WHAT YOU SHOULD DO:
Copy out the listing in full, exactly as written, but not its pictures.

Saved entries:
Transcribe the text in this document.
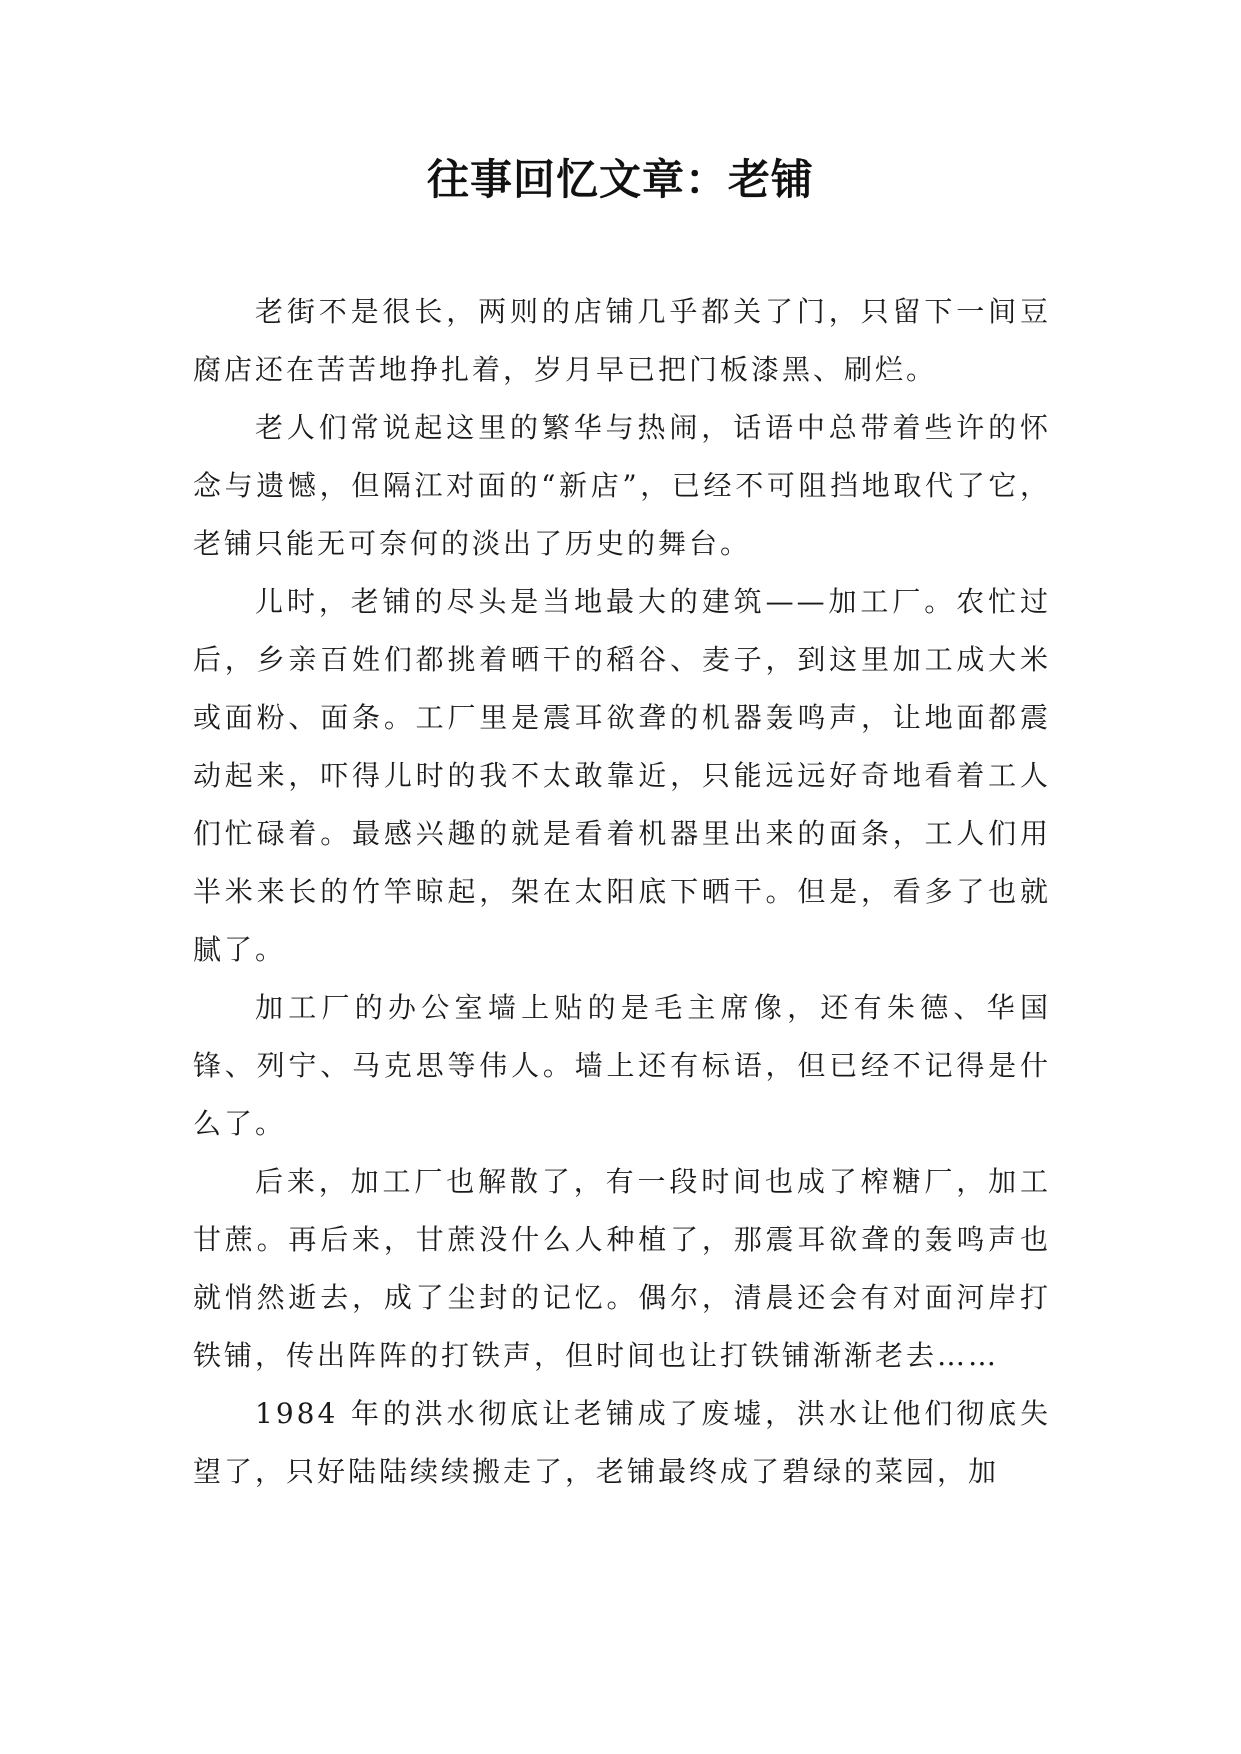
往事回忆文章：老铺

老街不是很长，两则的店铺几乎都关了门，只留下一间豆腐店还在苦苦地挣扎着，岁月早已把门板漆黑、刷烂。

老人们常说起这里的繁华与热闹，话语中总带着些许的怀念与遗憾，但隔江对面的“新店”，已经不可阻挡地取代了它，老铺只能无可奈何的淡出了历史的舞台。

儿时，老铺的尽头是当地最大的建筑——加工厂。农忙过后，乡亲百姓们都挑着晒干的稻谷、麦子，到这里加工成大米或面粉、面条。工厂里是震耳欲聋的机器轰鸣声，让地面都震动起来，吓得儿时的我不太敢靠近，只能远远好奇地看着工人们忙碌着。最感兴趣的就是看着机器里出来的面条，工人们用半米来长的竹竿晾起，架在太阳底下晒干。但是，看多了也就腻了。

加工厂的办公室墙上贴的是毛主席像，还有朱德、华国锋、列宁、马克思等伟人。墙上还有标语，但已经不记得是什么了。

后来，加工厂也解散了，有一段时间也成了榨糖厂，加工甘蔗。再后来，甘蔗没什么人种植了，那震耳欲聋的轰鸣声也就悄然逝去，成了尘封的记忆。偶尔，清晨还会有对面河岸打铁铺，传出阵阵的打铁声，但时间也让打铁铺渐渐老去……

1984 年的洪水彻底让老铺成了废墟，洪水让他们彻底失望了，只好陆陆续续搬走了，老铺最终成了碧绿的菜园，加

COMPLETED TASK:
Transcribe the text in this document.
往事回忆文章：老铺

老街不是很长，两则的店铺几乎都关了门，只留下一间豆腐店还在苦苦地挣扎着，岁月早已把门板漆黑、刷烂。

老人们常说起这里的繁华与热闹，话语中总带着些许的怀念与遗憾，但隔江对面的“新店”，已经不可阻挡地取代了它，老铺只能无可奈何的淡出了历史的舞台。

儿时，老铺的尽头是当地最大的建筑——加工厂。农忙过后，乡亲百姓们都挑着晒干的稻谷、麦子，到这里加工成大米或面粉、面条。工厂里是震耳欲聋的机器轰鸣声，让地面都震动起来，吓得儿时的我不太敢靠近，只能远远好奇地看着工人们忙碌着。最感兴趣的就是看着机器里出来的面条，工人们用半米来长的竹竿晾起，架在太阳底下晒干。但是，看多了也就腻了。

加工厂的办公室墙上贴的是毛主席像，还有朱德、华国锋、列宁、马克思等伟人。墙上还有标语，但已经不记得是什么了。

后来，加工厂也解散了，有一段时间也成了榨糖厂，加工甘蔗。再后来，甘蔗没什么人种植了，那震耳欲聋的轰鸣声也就悄然逝去，成了尘封的记忆。偶尔，清晨还会有对面河岸打铁铺，传出阵阵的打铁声，但时间也让打铁铺渐渐老去……

1984 年的洪水彻底让老铺成了废墟，洪水让他们彻底失望了，只好陆陆续续搬走了，老铺最终成了碧绿的菜园，加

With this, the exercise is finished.